Report the count of lines where the string "JSON" appears, and nothing else.

──────── SUPPLIED DATA ────────

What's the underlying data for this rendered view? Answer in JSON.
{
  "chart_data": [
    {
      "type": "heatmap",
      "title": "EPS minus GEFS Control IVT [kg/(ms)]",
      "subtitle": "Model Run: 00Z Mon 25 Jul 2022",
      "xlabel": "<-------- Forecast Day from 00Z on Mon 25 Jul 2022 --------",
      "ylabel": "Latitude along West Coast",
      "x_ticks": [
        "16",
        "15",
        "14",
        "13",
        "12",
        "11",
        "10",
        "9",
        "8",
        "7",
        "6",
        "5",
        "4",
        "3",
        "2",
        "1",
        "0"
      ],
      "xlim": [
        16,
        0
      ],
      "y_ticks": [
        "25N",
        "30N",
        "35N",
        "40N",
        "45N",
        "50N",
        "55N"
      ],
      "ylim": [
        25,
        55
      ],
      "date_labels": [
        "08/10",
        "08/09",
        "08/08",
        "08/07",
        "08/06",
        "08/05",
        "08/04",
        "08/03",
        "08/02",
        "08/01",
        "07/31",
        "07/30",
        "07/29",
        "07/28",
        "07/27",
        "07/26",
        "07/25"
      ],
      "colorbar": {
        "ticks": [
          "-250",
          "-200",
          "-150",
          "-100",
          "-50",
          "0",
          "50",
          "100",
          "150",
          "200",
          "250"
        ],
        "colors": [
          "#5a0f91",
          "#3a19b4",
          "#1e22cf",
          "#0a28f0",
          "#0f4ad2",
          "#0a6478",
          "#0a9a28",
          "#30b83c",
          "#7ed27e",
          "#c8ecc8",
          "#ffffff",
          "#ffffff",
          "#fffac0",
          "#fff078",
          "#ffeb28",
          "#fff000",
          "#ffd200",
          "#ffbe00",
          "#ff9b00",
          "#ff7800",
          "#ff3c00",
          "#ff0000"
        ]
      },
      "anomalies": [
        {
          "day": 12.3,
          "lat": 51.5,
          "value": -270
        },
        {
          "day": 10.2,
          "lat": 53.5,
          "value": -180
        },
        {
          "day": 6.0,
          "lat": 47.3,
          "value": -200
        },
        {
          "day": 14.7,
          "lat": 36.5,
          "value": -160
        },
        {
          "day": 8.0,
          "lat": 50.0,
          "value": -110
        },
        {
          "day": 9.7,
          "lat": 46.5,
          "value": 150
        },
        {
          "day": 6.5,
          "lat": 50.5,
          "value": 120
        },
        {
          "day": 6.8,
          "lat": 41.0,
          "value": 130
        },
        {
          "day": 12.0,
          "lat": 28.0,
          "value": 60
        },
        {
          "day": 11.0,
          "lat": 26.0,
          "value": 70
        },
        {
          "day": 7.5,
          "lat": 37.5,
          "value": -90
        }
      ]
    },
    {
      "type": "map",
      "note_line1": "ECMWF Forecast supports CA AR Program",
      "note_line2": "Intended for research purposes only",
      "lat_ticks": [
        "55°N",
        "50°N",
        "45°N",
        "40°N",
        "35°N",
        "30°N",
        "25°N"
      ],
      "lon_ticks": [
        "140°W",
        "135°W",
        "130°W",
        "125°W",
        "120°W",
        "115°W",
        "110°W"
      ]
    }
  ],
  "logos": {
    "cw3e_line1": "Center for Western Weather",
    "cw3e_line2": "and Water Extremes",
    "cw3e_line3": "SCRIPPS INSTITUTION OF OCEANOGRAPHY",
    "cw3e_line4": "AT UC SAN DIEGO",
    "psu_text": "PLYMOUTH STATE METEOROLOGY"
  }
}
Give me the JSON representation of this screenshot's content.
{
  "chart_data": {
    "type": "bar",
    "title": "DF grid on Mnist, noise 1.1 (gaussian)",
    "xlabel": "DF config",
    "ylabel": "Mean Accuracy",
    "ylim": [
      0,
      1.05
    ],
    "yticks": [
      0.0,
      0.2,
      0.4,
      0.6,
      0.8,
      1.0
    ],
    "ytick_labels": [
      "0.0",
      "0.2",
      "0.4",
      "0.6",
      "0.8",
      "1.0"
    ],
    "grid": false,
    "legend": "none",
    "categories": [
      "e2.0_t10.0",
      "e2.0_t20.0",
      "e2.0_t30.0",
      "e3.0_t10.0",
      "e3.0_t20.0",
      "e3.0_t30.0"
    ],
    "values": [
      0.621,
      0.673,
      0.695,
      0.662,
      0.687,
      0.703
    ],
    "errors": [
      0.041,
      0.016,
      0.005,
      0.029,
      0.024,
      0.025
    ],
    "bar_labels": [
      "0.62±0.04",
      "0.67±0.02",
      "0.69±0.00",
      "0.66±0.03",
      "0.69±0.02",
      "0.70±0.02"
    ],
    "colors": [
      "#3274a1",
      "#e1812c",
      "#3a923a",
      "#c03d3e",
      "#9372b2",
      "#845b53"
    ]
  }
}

────────

WRITTEN ANSWER – 2